Set exercise> In the passage on Czech inflation, repeat word for word the part that begins at "16. Producer prices" and stops after "includes traded goods.".

16. Producer prices increased somewhat more slowly than core prices, at a rate of 5½ percent to 6 percent a year with the ratio of core prices to producer prices rising at an average rate of around 2 percent a year in 1995–97. However, this underestimates the extent of real appreciation, as core inflation includes traded goods.

17. Developments in overall CPI have reflected continued large adjustments of regulated prices, which were raised at a faster rate than prices of nonregulated goods in recent years.4 Contrary to the declining tendency in core inflation, CPI inflation remained virtually unchanged at an annual average rate of around 9 percent in 1995–97. Year-on-year CPI inflation temporarily declined to 6–7 percent in early 1997 from almost 10 percent in mid-1996, largely owing to delays in the adjustment of administered prices, before climbing back to 10 percent at the end of 1997 following the substantial increase in regulated prices in July 1997, as well as the currency depreciation.5

C. Determinants of Inflation: Wages, Import Prices, and Money

18. Studies of inflation in transition economies have generally focused on a combination of supply or cost-push pressures, demand-pull factors, and structural changes or rigidities.6 The key cost push elements identified were wages and currency depreciations. Wage growth in excess of productivity growth—often attributable to real wage rigidity and weak corporate governance—could explain nontraded goods inflation, but also a rise in traded goods prices faster than world prices (in domestic currency) due to cushions arising from large up-front exchange rate adjustments. At the same time, however, there may also have been considerable scope for reduced profit margins. Currency depreciations have raised the prices of tradables, both directly through imported consumer goods and indirectly through imported intermediate and investment goods. Demand-pull factors have often been related to monetary expansion to finance fiscal deficits, or caused by large, nonsterilized capital inflows. Finally, structural factors have included price deregulation and general supply- and demand-induced relative price changes, which have had an inflationary impact in the presence of downward nominal rigidities.

19. The focus in this section will be on the cost-push side of inflation, with particular emphasis on the role of wages and unit labor costs and, more recently, exchange rate fluctuations, while demand pressures will be proxied by monetary developments, which appear to have been more important for inflation in the Czech Republic than, for example, changes in the stance of fiscal policy.7 The impact of price deregulation is eliminated by focusing on core inflation, and the potential impact of market-induced relative price changes is ignored on the grounds that this factor has probably been less important in recent years.

Stored entries
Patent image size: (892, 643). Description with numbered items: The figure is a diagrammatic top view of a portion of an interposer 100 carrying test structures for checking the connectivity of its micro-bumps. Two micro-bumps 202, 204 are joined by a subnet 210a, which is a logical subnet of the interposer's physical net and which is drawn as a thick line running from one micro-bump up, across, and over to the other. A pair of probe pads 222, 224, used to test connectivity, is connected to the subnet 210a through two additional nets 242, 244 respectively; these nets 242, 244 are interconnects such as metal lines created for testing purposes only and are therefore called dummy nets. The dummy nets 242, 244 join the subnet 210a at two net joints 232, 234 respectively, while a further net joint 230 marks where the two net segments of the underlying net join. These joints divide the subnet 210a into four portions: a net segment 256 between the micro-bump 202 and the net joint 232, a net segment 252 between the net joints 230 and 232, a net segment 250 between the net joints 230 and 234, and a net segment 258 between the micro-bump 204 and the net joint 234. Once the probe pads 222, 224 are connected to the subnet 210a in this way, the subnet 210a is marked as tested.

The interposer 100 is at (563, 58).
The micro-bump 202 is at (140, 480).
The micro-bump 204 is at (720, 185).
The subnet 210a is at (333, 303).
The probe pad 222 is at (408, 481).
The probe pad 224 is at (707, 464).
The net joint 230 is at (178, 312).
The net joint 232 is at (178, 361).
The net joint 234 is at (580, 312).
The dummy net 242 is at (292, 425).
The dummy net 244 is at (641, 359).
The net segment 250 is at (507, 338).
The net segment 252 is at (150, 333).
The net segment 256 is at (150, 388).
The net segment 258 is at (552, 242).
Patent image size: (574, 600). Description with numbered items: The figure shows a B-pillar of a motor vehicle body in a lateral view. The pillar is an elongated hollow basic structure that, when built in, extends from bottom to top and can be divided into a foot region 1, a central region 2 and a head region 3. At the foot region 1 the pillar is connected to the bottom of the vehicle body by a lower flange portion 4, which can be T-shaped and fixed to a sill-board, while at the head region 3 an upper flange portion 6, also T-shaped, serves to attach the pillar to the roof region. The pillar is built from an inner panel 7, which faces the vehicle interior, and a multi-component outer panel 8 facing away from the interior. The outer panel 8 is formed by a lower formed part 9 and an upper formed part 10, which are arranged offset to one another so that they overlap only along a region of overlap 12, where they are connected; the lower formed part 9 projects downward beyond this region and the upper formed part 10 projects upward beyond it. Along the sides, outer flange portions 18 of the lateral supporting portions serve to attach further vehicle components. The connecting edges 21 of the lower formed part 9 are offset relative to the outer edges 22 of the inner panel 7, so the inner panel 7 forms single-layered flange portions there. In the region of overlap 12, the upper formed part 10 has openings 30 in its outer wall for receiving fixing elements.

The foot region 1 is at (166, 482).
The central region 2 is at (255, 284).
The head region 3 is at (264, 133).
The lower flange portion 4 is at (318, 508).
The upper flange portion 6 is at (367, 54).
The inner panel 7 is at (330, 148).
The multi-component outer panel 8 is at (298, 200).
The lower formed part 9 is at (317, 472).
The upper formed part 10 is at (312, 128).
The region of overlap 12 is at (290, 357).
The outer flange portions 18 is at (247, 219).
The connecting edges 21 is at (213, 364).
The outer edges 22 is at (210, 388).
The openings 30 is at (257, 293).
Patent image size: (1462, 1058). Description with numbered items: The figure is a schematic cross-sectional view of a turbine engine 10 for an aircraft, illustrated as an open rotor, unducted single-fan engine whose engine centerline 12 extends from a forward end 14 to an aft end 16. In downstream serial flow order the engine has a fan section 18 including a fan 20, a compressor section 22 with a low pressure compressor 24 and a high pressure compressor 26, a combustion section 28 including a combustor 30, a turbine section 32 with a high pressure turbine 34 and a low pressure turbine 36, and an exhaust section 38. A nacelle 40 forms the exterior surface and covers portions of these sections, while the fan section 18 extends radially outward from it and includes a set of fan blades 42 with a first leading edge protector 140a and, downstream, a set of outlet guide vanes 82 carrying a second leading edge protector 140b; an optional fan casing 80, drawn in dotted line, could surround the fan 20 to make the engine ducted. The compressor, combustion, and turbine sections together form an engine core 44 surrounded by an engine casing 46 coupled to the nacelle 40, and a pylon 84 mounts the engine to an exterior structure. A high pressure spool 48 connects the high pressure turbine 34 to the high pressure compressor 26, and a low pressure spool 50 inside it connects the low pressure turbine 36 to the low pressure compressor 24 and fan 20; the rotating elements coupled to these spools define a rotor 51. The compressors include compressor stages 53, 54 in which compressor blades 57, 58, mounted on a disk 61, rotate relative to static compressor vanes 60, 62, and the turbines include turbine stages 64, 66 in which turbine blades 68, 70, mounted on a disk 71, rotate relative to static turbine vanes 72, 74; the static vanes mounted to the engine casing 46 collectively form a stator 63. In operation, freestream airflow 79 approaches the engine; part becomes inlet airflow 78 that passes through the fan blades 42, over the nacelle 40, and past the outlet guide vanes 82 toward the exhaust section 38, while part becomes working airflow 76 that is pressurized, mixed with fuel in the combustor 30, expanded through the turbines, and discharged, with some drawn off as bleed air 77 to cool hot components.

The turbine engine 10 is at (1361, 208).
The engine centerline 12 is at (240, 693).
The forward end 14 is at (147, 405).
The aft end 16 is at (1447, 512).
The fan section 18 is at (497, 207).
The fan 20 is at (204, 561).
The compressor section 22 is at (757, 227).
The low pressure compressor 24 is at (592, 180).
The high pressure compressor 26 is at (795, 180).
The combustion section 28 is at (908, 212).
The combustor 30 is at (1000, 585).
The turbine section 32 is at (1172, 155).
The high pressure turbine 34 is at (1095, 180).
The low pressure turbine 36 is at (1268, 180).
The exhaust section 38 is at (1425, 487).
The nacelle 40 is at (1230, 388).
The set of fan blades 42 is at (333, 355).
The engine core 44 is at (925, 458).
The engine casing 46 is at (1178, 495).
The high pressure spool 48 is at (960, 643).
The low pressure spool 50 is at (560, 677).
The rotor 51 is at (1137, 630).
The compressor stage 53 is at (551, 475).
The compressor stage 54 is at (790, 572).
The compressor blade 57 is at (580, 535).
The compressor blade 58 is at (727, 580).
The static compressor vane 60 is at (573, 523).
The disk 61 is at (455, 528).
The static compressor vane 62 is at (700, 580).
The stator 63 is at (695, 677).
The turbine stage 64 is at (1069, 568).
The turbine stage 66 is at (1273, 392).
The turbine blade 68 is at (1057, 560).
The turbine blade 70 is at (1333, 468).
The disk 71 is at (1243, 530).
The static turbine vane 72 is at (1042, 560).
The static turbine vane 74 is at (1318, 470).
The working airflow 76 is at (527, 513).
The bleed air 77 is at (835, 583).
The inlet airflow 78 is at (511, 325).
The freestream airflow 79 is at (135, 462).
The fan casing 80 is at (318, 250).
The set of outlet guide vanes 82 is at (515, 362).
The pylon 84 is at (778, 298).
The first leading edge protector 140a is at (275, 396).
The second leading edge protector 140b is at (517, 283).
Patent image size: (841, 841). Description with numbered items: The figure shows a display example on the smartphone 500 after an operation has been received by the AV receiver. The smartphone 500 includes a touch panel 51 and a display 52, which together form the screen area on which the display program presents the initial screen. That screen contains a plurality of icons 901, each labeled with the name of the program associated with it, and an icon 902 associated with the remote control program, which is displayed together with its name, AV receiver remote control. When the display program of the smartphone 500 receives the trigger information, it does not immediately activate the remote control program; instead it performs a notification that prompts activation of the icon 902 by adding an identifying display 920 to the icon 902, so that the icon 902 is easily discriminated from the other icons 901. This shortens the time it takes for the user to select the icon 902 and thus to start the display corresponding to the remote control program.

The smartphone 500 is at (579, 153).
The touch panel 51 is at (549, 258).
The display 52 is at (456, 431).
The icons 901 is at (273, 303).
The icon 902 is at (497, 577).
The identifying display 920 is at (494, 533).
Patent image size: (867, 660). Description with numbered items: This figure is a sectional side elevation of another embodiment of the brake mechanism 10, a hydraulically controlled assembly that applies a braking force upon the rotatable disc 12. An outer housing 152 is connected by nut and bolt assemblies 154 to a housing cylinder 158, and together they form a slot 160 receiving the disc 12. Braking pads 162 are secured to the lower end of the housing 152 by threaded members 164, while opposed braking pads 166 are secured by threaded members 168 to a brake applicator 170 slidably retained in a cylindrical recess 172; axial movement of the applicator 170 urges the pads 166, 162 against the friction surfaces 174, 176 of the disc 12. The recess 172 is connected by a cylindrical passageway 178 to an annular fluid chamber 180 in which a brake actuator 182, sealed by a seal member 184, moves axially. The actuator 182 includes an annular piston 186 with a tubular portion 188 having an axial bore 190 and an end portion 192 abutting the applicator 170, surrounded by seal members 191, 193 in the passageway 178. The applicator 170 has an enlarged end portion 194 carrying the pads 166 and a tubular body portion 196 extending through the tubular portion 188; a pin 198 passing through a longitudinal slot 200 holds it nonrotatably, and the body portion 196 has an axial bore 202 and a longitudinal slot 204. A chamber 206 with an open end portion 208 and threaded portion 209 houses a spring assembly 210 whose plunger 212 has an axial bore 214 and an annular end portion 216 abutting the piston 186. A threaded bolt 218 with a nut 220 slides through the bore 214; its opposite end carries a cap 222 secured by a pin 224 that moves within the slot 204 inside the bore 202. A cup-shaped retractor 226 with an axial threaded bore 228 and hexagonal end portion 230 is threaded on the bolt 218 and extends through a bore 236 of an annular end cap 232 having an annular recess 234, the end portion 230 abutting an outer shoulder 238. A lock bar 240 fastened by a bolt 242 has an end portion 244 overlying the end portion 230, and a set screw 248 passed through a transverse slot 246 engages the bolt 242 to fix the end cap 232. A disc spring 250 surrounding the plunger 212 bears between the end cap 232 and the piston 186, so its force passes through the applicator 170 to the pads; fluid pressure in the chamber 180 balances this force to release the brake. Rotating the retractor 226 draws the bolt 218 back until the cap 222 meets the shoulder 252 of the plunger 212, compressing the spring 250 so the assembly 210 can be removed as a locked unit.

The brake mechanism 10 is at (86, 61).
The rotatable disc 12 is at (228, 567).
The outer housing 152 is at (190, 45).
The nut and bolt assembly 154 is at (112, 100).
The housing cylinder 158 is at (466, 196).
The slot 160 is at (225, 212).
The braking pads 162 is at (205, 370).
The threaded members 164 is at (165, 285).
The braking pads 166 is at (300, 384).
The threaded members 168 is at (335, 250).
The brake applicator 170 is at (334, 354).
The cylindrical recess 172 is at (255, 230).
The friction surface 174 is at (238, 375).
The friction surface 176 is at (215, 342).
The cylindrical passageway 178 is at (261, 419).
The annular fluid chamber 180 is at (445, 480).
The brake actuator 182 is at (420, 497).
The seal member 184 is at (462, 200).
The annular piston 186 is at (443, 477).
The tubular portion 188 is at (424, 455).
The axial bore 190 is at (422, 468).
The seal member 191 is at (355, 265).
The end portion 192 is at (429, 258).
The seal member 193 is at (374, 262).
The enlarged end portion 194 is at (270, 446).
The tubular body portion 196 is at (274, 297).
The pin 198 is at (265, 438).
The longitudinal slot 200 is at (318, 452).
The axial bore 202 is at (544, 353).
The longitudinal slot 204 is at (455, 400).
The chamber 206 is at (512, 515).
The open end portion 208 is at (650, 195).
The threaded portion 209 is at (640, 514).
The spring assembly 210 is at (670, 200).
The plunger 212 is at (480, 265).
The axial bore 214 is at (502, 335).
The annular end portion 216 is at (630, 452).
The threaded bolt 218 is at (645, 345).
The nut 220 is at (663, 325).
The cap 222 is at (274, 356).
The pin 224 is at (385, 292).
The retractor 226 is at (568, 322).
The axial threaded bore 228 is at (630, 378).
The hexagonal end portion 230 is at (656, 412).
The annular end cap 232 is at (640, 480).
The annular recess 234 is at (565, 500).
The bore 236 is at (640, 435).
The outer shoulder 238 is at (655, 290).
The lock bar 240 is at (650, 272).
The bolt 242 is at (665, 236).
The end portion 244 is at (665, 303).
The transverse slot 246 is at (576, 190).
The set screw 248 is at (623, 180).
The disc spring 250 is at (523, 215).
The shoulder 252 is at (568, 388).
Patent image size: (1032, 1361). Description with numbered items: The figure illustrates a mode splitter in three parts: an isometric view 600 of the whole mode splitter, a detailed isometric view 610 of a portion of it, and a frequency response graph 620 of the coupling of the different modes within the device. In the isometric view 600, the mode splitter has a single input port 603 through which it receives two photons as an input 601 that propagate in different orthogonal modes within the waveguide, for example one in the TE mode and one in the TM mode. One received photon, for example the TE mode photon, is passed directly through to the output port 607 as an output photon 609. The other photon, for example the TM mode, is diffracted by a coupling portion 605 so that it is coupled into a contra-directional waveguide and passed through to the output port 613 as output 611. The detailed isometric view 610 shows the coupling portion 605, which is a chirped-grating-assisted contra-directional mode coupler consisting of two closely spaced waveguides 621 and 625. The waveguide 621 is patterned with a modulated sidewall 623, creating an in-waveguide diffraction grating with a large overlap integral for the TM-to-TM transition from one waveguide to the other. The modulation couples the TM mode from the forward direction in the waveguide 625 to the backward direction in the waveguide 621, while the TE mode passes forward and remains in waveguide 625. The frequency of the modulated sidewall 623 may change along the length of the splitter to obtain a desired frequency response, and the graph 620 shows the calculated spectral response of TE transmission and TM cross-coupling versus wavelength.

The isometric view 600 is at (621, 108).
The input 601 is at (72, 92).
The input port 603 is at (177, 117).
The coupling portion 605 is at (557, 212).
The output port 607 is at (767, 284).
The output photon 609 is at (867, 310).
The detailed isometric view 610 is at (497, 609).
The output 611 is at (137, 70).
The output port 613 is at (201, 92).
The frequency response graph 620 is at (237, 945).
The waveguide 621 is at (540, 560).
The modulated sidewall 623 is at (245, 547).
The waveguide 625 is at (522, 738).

Solution to the exercise>
16. Producer prices increased somewhat more slowly than core prices, at a rate of 5½ percent to 6 percent a year with the ratio of core prices to producer prices rising at an average rate of around 2 percent a year in 1995–97. However, this underestimates the extent of real appreciation, as core inflation includes traded goods.